(Items from a data source)
++++++++

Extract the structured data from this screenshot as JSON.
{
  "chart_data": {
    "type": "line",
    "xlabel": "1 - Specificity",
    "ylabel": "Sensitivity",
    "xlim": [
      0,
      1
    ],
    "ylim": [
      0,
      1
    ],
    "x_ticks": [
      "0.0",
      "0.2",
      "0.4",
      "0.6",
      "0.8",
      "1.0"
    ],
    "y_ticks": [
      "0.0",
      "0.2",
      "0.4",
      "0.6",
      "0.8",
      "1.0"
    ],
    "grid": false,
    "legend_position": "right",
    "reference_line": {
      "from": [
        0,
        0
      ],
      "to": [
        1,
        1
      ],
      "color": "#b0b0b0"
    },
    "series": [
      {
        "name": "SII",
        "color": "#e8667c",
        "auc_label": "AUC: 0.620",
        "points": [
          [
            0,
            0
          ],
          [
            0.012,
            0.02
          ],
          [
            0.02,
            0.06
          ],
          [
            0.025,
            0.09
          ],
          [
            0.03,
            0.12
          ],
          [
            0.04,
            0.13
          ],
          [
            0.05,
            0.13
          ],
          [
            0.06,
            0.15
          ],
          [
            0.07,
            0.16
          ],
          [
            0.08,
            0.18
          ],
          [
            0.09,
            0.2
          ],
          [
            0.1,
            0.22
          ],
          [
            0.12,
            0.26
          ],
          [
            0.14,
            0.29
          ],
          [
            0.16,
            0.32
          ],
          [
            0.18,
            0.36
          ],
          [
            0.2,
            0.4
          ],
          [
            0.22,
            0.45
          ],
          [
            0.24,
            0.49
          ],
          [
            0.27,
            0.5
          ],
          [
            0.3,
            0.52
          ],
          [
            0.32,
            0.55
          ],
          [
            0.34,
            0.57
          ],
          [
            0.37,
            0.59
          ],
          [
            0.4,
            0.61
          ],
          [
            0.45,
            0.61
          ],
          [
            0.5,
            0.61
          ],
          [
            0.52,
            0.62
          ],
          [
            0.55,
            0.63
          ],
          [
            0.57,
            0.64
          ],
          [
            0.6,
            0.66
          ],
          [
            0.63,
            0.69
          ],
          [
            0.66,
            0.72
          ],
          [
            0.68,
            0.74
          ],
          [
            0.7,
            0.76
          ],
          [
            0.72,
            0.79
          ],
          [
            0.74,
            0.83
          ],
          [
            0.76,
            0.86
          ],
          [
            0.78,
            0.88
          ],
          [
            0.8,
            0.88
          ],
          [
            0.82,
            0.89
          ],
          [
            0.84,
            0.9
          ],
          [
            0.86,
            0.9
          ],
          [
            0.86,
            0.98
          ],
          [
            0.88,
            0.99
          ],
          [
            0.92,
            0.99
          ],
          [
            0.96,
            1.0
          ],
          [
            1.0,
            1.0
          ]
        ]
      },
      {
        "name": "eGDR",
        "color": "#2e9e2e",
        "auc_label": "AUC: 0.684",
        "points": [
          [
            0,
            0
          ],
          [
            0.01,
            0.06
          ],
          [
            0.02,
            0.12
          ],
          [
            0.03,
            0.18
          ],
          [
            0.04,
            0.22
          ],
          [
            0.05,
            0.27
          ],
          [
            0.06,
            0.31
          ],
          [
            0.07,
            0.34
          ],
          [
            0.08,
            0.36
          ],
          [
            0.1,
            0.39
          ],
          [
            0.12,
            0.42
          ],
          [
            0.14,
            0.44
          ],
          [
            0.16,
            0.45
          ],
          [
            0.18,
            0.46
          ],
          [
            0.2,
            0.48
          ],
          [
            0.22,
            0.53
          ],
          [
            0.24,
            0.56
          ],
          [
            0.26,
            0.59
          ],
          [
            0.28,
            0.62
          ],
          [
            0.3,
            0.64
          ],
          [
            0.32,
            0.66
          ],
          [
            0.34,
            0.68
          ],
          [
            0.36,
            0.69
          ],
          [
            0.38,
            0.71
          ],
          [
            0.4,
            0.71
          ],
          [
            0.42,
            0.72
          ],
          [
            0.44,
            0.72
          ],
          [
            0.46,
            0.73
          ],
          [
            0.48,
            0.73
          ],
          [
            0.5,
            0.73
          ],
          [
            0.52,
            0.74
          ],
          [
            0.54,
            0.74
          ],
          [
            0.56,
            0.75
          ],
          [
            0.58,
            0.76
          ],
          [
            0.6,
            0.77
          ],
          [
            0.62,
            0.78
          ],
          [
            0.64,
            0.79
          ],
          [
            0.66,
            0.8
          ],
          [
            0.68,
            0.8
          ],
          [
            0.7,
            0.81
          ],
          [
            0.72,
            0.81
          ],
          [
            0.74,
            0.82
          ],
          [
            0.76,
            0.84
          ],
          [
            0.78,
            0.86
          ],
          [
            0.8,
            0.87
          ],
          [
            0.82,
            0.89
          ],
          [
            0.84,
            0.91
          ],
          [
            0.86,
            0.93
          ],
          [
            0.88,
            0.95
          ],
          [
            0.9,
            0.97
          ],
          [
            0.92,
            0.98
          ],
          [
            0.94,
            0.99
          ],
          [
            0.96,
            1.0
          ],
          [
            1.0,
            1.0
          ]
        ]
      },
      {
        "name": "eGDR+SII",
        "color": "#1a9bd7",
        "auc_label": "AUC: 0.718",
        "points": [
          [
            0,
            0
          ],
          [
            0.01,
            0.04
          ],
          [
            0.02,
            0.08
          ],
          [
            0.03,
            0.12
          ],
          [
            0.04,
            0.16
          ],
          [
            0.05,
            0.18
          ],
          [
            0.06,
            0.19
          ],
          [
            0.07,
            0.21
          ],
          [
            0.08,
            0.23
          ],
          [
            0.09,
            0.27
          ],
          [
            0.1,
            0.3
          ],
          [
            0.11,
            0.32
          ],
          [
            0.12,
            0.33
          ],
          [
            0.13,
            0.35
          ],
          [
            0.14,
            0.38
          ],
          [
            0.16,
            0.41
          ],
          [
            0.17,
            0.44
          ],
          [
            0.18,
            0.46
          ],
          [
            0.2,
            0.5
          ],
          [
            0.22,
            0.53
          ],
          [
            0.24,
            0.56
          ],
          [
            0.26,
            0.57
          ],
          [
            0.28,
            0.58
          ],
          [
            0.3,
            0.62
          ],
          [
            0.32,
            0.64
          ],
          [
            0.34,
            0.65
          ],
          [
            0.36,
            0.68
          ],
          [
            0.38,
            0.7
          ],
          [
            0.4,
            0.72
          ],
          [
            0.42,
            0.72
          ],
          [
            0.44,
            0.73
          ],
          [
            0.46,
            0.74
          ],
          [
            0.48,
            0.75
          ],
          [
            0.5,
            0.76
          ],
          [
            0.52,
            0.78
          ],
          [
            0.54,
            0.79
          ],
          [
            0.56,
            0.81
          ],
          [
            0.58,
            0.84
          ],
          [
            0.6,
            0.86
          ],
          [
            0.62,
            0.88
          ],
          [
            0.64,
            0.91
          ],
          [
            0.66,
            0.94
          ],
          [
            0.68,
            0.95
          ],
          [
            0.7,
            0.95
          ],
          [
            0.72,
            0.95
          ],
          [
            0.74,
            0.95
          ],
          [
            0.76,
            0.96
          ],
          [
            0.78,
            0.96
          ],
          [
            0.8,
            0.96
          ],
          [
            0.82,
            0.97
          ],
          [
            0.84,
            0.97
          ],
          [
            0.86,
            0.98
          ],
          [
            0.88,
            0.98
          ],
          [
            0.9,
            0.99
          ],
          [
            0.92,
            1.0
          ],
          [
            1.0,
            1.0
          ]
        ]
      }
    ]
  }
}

++++++++

Problem description: Write out every line of the material again, exactly as it reads.

Correct answer:
Extract the structured data from this screenshot as JSON.
{
  "chart_data": {
    "type": "line",
    "xlabel": "1 - Specificity",
    "ylabel": "Sensitivity",
    "xlim": [
      0,
      1
    ],
    "ylim": [
      0,
      1
    ],
    "x_ticks": [
      "0.0",
      "0.2",
      "0.4",
      "0.6",
      "0.8",
      "1.0"
    ],
    "y_ticks": [
      "0.0",
      "0.2",
      "0.4",
      "0.6",
      "0.8",
      "1.0"
    ],
    "grid": false,
    "legend_position": "right",
    "reference_line": {
      "from": [
        0,
        0
      ],
      "to": [
        1,
        1
      ],
      "color": "#b0b0b0"
    },
    "series": [
      {
        "name": "SII",
        "color": "#e8667c",
        "auc_label": "AUC: 0.620",
        "points": [
          [
            0,
            0
          ],
          [
            0.012,
            0.02
          ],
          [
            0.02,
            0.06
          ],
          [
            0.025,
            0.09
          ],
          [
            0.03,
            0.12
          ],
          [
            0.04,
            0.13
          ],
          [
            0.05,
            0.13
          ],
          [
            0.06,
            0.15
          ],
          [
            0.07,
            0.16
          ],
          [
            0.08,
            0.18
          ],
          [
            0.09,
            0.2
          ],
          [
            0.1,
            0.22
          ],
          [
            0.12,
            0.26
          ],
          [
            0.14,
            0.29
          ],
          [
            0.16,
            0.32
          ],
          [
            0.18,
            0.36
          ],
          [
            0.2,
            0.4
          ],
          [
            0.22,
            0.45
          ],
          [
            0.24,
            0.49
          ],
          [
            0.27,
            0.5
          ],
          [
            0.3,
            0.52
          ],
          [
            0.32,
            0.55
          ],
          [
            0.34,
            0.57
          ],
          [
            0.37,
            0.59
          ],
          [
            0.4,
            0.61
          ],
          [
            0.45,
            0.61
          ],
          [
            0.5,
            0.61
          ],
          [
            0.52,
            0.62
          ],
          [
            0.55,
            0.63
          ],
          [
            0.57,
            0.64
          ],
          [
            0.6,
            0.66
          ],
          [
            0.63,
            0.69
          ],
          [
            0.66,
            0.72
          ],
          [
            0.68,
            0.74
          ],
          [
            0.7,
            0.76
          ],
          [
            0.72,
            0.79
          ],
          [
            0.74,
            0.83
          ],
          [
            0.76,
            0.86
          ],
          [
            0.78,
            0.88
          ],
          [
            0.8,
            0.88
          ],
          [
            0.82,
            0.89
          ],
          [
            0.84,
            0.9
          ],
          [
            0.86,
            0.9
          ],
          [
            0.86,
            0.98
          ],
          [
            0.88,
            0.99
          ],
          [
            0.92,
            0.99
          ],
          [
            0.96,
            1.0
          ],
          [
            1.0,
            1.0
          ]
        ]
      },
      {
        "name": "eGDR",
        "color": "#2e9e2e",
        "auc_label": "AUC: 0.684",
        "points": [
          [
            0,
            0
          ],
          [
            0.01,
            0.06
          ],
          [
            0.02,
            0.12
          ],
          [
            0.03,
            0.18
          ],
          [
            0.04,
            0.22
          ],
          [
            0.05,
            0.27
          ],
          [
            0.06,
            0.31
          ],
          [
            0.07,
            0.34
          ],
          [
            0.08,
            0.36
          ],
          [
            0.1,
            0.39
          ],
          [
            0.12,
            0.42
          ],
          [
            0.14,
            0.44
          ],
          [
            0.16,
            0.45
          ],
          [
            0.18,
            0.46
          ],
          [
            0.2,
            0.48
          ],
          [
            0.22,
            0.53
          ],
          [
            0.24,
            0.56
          ],
          [
            0.26,
            0.59
          ],
          [
            0.28,
            0.62
          ],
          [
            0.3,
            0.64
          ],
          [
            0.32,
            0.66
          ],
          [
            0.34,
            0.68
          ],
          [
            0.36,
            0.69
          ],
          [
            0.38,
            0.71
          ],
          [
            0.4,
            0.71
          ],
          [
            0.42,
            0.72
          ],
          [
            0.44,
            0.72
          ],
          [
            0.46,
            0.73
          ],
          [
            0.48,
            0.73
          ],
          [
            0.5,
            0.73
          ],
          [
            0.52,
            0.74
          ],
          [
            0.54,
            0.74
          ],
          [
            0.56,
            0.75
          ],
          [
            0.58,
            0.76
          ],
          [
            0.6,
            0.77
          ],
          [
            0.62,
            0.78
          ],
          [
            0.64,
            0.79
          ],
          [
            0.66,
            0.8
          ],
          [
            0.68,
            0.8
          ],
          [
            0.7,
            0.81
          ],
          [
            0.72,
            0.81
          ],
          [
            0.74,
            0.82
          ],
          [
            0.76,
            0.84
          ],
          [
            0.78,
            0.86
          ],
          [
            0.8,
            0.87
          ],
          [
            0.82,
            0.89
          ],
          [
            0.84,
            0.91
          ],
          [
            0.86,
            0.93
          ],
          [
            0.88,
            0.95
          ],
          [
            0.9,
            0.97
          ],
          [
            0.92,
            0.98
          ],
          [
            0.94,
            0.99
          ],
          [
            0.96,
            1.0
          ],
          [
            1.0,
            1.0
          ]
        ]
      },
      {
        "name": "eGDR+SII",
        "color": "#1a9bd7",
        "auc_label": "AUC: 0.718",
        "points": [
          [
            0,
            0
          ],
          [
            0.01,
            0.04
          ],
          [
            0.02,
            0.08
          ],
          [
            0.03,
            0.12
          ],
          [
            0.04,
            0.16
          ],
          [
            0.05,
            0.18
          ],
          [
            0.06,
            0.19
          ],
          [
            0.07,
            0.21
          ],
          [
            0.08,
            0.23
          ],
          [
            0.09,
            0.27
          ],
          [
            0.1,
            0.3
          ],
          [
            0.11,
            0.32
          ],
          [
            0.12,
            0.33
          ],
          [
            0.13,
            0.35
          ],
          [
            0.14,
            0.38
          ],
          [
            0.16,
            0.41
          ],
          [
            0.17,
            0.44
          ],
          [
            0.18,
            0.46
          ],
          [
            0.2,
            0.5
          ],
          [
            0.22,
            0.53
          ],
          [
            0.24,
            0.56
          ],
          [
            0.26,
            0.57
          ],
          [
            0.28,
            0.58
          ],
          [
            0.3,
            0.62
          ],
          [
            0.32,
            0.64
          ],
          [
            0.34,
            0.65
          ],
          [
            0.36,
            0.68
          ],
          [
            0.38,
            0.7
          ],
          [
            0.4,
            0.72
          ],
          [
            0.42,
            0.72
          ],
          [
            0.44,
            0.73
          ],
          [
            0.46,
            0.74
          ],
          [
            0.48,
            0.75
          ],
          [
            0.5,
            0.76
          ],
          [
            0.52,
            0.78
          ],
          [
            0.54,
            0.79
          ],
          [
            0.56,
            0.81
          ],
          [
            0.58,
            0.84
          ],
          [
            0.6,
            0.86
          ],
          [
            0.62,
            0.88
          ],
          [
            0.64,
            0.91
          ],
          [
            0.66,
            0.94
          ],
          [
            0.68,
            0.95
          ],
          [
            0.7,
            0.95
          ],
          [
            0.72,
            0.95
          ],
          [
            0.74,
            0.95
          ],
          [
            0.76,
            0.96
          ],
          [
            0.78,
            0.96
          ],
          [
            0.8,
            0.96
          ],
          [
            0.82,
            0.97
          ],
          [
            0.84,
            0.97
          ],
          [
            0.86,
            0.98
          ],
          [
            0.88,
            0.98
          ],
          [
            0.9,
            0.99
          ],
          [
            0.92,
            1.0
          ],
          [
            1.0,
            1.0
          ]
        ]
      }
    ]
  }
}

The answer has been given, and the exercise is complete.